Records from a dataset
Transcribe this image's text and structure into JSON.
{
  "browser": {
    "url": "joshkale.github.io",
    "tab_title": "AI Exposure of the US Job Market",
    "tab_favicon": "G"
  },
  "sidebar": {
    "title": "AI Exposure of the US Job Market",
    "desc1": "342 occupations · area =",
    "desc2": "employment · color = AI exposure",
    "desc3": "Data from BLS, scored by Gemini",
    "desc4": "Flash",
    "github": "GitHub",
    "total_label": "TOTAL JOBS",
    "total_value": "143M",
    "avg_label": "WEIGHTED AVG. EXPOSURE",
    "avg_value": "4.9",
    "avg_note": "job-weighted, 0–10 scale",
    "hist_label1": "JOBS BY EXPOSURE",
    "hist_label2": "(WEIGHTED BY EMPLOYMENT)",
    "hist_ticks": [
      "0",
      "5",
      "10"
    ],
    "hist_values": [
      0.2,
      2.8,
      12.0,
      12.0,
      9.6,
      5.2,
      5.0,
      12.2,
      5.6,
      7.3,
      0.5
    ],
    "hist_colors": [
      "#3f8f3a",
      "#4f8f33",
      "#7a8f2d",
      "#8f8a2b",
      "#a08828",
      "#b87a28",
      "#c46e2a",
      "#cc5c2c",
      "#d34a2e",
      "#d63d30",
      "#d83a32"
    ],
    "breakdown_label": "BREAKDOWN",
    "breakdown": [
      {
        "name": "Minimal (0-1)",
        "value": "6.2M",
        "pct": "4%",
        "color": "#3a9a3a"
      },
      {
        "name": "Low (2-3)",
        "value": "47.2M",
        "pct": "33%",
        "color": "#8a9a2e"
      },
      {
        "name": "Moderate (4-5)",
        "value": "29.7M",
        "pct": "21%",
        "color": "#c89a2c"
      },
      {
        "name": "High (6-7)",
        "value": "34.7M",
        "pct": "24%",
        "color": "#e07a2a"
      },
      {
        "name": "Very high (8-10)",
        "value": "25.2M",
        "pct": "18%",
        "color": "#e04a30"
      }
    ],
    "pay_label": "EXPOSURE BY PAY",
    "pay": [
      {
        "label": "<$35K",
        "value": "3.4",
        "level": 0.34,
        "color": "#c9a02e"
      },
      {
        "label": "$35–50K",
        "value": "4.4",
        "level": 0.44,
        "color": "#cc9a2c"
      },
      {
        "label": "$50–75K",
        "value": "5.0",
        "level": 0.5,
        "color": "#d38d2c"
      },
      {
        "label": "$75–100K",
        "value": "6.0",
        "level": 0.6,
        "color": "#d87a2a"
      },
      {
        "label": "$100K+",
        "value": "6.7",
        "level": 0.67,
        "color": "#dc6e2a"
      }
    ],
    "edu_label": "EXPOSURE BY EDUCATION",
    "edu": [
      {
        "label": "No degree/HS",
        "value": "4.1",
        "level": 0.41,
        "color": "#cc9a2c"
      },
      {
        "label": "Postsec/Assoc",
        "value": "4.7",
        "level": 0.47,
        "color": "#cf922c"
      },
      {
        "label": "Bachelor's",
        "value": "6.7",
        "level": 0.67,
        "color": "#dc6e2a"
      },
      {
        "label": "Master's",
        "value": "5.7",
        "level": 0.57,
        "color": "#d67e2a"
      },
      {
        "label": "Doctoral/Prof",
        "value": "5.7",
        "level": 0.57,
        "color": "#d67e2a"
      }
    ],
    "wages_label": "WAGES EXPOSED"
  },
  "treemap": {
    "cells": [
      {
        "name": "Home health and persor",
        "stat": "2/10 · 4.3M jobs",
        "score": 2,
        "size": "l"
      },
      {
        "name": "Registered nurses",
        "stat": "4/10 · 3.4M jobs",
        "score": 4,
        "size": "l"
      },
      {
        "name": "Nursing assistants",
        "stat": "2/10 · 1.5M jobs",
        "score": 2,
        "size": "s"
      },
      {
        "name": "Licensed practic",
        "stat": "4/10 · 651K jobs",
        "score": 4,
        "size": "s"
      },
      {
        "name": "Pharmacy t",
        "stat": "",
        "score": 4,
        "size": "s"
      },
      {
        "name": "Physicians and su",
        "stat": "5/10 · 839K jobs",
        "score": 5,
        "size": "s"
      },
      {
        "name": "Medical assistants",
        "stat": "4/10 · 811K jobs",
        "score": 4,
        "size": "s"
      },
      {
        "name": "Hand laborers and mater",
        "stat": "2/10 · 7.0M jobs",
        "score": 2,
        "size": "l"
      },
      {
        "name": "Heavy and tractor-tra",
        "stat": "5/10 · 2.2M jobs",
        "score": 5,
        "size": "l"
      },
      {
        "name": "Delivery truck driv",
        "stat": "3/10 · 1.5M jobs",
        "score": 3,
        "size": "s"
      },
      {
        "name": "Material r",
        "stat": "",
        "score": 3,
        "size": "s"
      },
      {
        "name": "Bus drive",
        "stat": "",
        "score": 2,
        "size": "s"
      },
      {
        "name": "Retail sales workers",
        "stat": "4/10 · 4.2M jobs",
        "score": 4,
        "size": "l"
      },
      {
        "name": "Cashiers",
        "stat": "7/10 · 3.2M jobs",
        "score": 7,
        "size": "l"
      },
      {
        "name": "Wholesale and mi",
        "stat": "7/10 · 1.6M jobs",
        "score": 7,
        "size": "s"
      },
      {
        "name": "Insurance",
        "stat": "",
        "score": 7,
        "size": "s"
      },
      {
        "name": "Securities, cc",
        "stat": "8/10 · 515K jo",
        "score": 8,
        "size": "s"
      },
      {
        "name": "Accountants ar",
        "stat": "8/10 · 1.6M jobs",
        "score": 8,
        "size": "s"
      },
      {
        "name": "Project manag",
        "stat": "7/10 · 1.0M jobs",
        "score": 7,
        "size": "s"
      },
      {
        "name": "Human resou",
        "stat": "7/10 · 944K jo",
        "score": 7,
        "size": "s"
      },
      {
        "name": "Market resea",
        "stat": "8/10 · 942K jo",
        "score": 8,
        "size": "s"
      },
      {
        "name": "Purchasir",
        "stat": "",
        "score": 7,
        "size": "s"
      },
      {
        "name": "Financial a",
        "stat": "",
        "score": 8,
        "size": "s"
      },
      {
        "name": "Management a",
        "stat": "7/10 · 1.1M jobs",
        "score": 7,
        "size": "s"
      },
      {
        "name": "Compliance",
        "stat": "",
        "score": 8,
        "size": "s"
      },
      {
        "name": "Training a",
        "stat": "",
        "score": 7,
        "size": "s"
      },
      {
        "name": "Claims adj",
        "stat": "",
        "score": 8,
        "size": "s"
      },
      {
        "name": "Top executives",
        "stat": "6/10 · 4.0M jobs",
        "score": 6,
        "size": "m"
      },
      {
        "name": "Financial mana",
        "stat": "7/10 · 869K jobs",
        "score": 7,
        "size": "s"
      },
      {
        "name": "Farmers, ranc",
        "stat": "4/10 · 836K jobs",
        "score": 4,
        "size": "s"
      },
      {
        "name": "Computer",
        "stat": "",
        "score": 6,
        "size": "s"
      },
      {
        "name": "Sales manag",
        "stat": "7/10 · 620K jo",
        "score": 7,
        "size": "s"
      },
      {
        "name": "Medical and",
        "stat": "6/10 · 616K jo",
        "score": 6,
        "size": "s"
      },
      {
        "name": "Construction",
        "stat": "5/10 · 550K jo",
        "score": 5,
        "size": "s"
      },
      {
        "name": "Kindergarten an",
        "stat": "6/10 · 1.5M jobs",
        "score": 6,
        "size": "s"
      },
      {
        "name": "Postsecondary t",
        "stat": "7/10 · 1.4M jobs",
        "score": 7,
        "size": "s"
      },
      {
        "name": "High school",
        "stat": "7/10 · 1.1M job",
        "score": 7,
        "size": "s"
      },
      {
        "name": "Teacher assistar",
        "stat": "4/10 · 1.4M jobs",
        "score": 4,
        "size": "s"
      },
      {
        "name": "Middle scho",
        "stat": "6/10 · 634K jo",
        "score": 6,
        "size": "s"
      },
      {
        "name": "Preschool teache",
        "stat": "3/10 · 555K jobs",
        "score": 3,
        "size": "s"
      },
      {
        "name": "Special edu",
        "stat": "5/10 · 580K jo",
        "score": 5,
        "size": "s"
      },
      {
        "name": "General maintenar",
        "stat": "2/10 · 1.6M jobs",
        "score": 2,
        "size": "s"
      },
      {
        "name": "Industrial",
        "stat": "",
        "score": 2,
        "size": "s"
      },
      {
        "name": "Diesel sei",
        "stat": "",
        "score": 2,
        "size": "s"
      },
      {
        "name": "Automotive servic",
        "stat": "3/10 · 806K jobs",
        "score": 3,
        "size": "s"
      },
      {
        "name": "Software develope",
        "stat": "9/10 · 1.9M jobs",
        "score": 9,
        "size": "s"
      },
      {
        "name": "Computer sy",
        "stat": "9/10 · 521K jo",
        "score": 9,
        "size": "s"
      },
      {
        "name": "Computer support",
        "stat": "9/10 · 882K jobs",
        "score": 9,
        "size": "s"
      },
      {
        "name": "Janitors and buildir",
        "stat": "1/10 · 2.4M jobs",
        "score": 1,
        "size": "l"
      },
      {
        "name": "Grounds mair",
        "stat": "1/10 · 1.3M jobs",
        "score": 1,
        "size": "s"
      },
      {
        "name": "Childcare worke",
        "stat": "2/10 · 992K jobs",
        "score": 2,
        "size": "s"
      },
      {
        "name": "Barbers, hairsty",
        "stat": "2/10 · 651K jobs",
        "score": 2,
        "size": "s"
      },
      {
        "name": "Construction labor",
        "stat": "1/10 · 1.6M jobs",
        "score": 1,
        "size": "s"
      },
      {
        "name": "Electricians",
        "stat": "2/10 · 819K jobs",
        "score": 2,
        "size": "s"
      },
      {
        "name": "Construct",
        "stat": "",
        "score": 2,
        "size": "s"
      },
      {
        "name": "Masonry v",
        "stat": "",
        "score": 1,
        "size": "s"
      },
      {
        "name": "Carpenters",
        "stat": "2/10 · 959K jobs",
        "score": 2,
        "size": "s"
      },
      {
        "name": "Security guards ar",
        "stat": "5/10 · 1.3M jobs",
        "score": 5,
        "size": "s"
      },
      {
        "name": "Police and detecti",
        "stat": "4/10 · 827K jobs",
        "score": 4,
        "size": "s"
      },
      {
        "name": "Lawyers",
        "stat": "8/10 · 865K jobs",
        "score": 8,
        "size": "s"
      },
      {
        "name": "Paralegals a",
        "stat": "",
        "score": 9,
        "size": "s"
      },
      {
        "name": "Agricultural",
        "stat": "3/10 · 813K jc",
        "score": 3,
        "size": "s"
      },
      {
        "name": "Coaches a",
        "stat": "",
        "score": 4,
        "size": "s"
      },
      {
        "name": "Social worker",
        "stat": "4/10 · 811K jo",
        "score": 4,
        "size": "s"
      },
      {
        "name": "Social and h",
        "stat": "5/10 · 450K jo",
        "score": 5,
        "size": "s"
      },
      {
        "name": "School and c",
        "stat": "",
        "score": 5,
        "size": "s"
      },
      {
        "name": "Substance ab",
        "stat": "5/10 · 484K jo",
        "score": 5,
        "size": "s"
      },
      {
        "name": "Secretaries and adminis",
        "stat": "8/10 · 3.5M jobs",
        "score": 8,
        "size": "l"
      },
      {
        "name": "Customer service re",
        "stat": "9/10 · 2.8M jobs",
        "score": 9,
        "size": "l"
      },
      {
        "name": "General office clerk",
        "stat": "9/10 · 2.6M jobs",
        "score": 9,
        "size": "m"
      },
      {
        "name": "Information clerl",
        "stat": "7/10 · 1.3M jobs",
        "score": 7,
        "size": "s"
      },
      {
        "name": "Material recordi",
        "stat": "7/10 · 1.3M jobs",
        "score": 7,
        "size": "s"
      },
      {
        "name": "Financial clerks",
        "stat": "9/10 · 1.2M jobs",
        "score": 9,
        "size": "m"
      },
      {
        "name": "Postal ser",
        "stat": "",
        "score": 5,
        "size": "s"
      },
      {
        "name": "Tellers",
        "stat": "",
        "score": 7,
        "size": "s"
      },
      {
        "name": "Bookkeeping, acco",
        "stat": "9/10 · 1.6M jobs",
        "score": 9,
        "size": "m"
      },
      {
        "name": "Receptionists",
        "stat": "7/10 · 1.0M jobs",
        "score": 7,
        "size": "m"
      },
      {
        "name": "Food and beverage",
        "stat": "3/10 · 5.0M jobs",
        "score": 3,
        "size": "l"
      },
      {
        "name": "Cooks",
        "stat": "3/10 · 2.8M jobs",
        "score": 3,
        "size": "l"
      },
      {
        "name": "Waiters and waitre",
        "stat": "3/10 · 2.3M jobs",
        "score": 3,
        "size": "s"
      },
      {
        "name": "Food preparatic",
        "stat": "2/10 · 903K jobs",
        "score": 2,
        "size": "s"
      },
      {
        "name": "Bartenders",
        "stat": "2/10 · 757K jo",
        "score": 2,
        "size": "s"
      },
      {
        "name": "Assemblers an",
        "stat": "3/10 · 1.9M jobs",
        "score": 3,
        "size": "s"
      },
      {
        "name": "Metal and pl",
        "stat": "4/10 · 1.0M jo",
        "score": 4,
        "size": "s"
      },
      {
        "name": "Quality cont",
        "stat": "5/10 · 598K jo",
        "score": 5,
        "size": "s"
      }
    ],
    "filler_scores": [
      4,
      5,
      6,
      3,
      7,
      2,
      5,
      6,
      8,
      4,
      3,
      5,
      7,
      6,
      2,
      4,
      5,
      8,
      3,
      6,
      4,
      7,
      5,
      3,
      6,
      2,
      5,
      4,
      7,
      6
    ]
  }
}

- [Task instructions]:
Pull every line containing the word "Construction" out of the material and copy it.

- [Output]:
        "name": "Construction",
        "name": "Construction labor",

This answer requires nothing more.